◆ DATA FOR THIS TASK ◆

==============================

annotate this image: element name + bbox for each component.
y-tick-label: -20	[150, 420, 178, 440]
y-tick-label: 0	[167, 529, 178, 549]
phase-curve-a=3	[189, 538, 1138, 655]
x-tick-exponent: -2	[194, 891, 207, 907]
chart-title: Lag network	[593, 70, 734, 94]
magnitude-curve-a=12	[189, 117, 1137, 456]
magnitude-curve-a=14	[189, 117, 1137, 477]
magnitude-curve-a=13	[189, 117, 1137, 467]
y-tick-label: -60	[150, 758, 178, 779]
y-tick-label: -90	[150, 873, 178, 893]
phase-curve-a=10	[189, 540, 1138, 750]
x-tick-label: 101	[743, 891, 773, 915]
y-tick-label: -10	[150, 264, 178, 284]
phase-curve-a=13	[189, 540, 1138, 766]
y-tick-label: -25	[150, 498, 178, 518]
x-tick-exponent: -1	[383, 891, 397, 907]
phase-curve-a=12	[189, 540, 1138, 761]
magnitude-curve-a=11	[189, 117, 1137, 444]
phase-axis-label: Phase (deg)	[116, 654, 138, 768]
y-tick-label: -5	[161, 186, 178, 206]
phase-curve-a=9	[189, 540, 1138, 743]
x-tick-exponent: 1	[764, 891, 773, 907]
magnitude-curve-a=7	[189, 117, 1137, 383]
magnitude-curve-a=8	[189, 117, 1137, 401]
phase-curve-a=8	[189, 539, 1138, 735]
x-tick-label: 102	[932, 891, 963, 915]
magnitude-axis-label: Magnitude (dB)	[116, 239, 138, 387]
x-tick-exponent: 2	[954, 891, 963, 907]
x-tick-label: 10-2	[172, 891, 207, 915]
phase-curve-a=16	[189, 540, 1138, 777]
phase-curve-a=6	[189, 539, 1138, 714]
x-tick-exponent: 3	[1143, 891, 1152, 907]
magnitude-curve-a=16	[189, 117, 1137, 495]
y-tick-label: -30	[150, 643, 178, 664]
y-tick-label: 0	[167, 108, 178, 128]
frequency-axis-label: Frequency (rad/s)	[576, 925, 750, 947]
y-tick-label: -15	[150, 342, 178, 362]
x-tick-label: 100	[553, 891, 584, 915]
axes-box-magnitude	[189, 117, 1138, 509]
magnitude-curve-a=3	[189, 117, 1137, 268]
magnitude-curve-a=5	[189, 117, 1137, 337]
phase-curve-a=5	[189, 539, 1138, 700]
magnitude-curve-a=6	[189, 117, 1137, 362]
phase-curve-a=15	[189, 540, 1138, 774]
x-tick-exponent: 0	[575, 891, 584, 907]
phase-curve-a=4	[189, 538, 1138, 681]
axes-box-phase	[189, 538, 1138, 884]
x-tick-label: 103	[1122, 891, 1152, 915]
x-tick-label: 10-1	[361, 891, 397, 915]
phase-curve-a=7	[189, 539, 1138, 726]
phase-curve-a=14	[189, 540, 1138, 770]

==============================

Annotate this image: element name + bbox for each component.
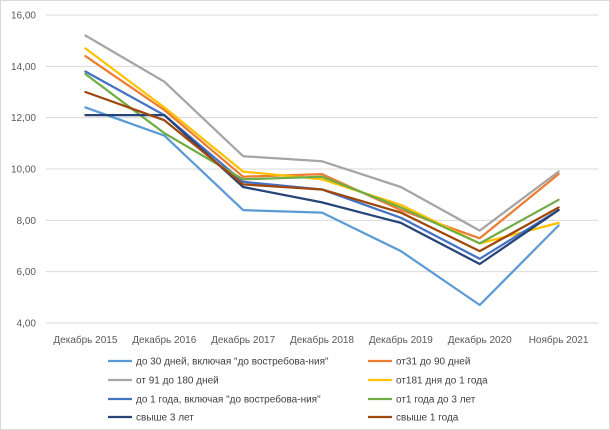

==============================

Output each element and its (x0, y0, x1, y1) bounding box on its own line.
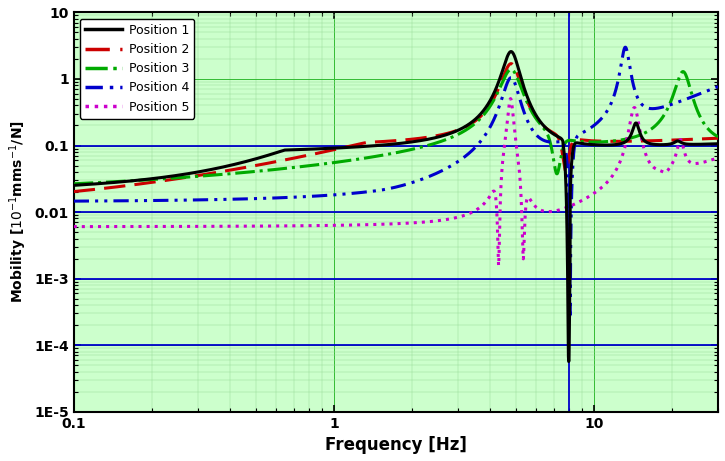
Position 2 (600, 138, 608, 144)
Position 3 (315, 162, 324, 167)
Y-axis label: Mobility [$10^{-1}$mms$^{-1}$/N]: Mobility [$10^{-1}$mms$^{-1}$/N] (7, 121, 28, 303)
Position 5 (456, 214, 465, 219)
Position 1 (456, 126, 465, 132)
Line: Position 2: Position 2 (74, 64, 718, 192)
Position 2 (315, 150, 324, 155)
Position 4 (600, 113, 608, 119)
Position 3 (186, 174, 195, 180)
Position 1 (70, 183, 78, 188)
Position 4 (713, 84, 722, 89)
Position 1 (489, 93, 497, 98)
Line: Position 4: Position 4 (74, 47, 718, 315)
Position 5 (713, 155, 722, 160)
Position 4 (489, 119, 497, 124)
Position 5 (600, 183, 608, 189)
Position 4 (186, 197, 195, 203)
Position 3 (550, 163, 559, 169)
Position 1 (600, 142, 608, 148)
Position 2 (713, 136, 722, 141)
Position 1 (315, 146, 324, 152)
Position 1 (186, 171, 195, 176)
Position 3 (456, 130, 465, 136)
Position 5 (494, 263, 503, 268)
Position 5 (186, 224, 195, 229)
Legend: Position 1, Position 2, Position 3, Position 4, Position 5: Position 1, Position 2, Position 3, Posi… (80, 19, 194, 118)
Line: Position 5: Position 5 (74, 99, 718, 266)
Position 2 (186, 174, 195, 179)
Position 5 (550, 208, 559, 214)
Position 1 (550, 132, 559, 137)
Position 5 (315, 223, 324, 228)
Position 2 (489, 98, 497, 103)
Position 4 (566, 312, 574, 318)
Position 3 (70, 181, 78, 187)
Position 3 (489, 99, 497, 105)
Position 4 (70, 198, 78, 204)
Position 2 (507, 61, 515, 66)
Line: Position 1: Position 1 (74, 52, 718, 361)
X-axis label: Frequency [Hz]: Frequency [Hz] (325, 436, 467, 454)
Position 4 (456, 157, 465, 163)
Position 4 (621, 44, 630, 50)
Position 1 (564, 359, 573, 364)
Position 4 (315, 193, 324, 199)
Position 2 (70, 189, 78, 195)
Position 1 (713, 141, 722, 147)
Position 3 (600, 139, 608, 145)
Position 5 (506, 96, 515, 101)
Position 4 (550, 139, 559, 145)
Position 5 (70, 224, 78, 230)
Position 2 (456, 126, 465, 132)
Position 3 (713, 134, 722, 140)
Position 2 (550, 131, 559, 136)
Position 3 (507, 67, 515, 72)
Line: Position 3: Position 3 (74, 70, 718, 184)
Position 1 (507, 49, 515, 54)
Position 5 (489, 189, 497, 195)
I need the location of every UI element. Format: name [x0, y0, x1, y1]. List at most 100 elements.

==============================

◆ EXERCISE ◆
Rewrite the rows between the line containing "Output each element" and the line containing "Position 3 (489, 99, 497, 105)", inclusive, as a numbered list, skipping blank lines and leaving out the pictures.

◆ CORRECT RESULT ◆
1. Output each element and its (x0, y0, x1, y1) bounding box on its own line.
2. Position 2 (600, 138, 608, 144)
3. Position 3 (315, 162, 324, 167)
4. Y-axis label: Mobility [$10^{-1}$mms$^{-1}$/N]: Mobility [$10^{-1}$mms$^{-1}$/N] (7, 121, 28, 303)
5. Position 5 (456, 214, 465, 219)
6. Position 1 (456, 126, 465, 132)
7. Line: Position 2: Position 2 (74, 64, 718, 192)
8. Position 2 (315, 150, 324, 155)
9. Position 4 (600, 113, 608, 119)
10. Position 3 (186, 174, 195, 180)
11. Position 1 (70, 183, 78, 188)
12. Position 4 (713, 84, 722, 89)
13. Position 1 (489, 93, 497, 98)
14. Line: Position 4: Position 4 (74, 47, 718, 315)
15. Position 5 (713, 155, 722, 160)
16. Position 4 (489, 119, 497, 124)
17. Position 5 (600, 183, 608, 189)
18. Position 4 (186, 197, 195, 203)
19. Position 3 (550, 163, 559, 169)
20. Position 1 (600, 142, 608, 148)
21. Position 2 (713, 136, 722, 141)
22. Position 1 (315, 146, 324, 152)
23. Position 1 (186, 171, 195, 176)
24. Position 3 (456, 130, 465, 136)
25. Position 5 (494, 263, 503, 268)
26. Position 5 (186, 224, 195, 229)
27. Legend: Position 1, Position 2, Position 3, Position 4, Position 5: Position 1, Position 2, Position 3, Posi… (80, 19, 194, 118)
28. Line: Position 5: Position 5 (74, 99, 718, 266)
29. Position 2 (186, 174, 195, 179)
30. Position 5 (550, 208, 559, 214)
31. Position 1 (550, 132, 559, 137)
32. Position 5 (315, 223, 324, 228)
33. Position 2 (489, 98, 497, 103)
34. Position 4 (566, 312, 574, 318)
35. Position 3 (70, 181, 78, 187)
36. Position 3 (489, 99, 497, 105)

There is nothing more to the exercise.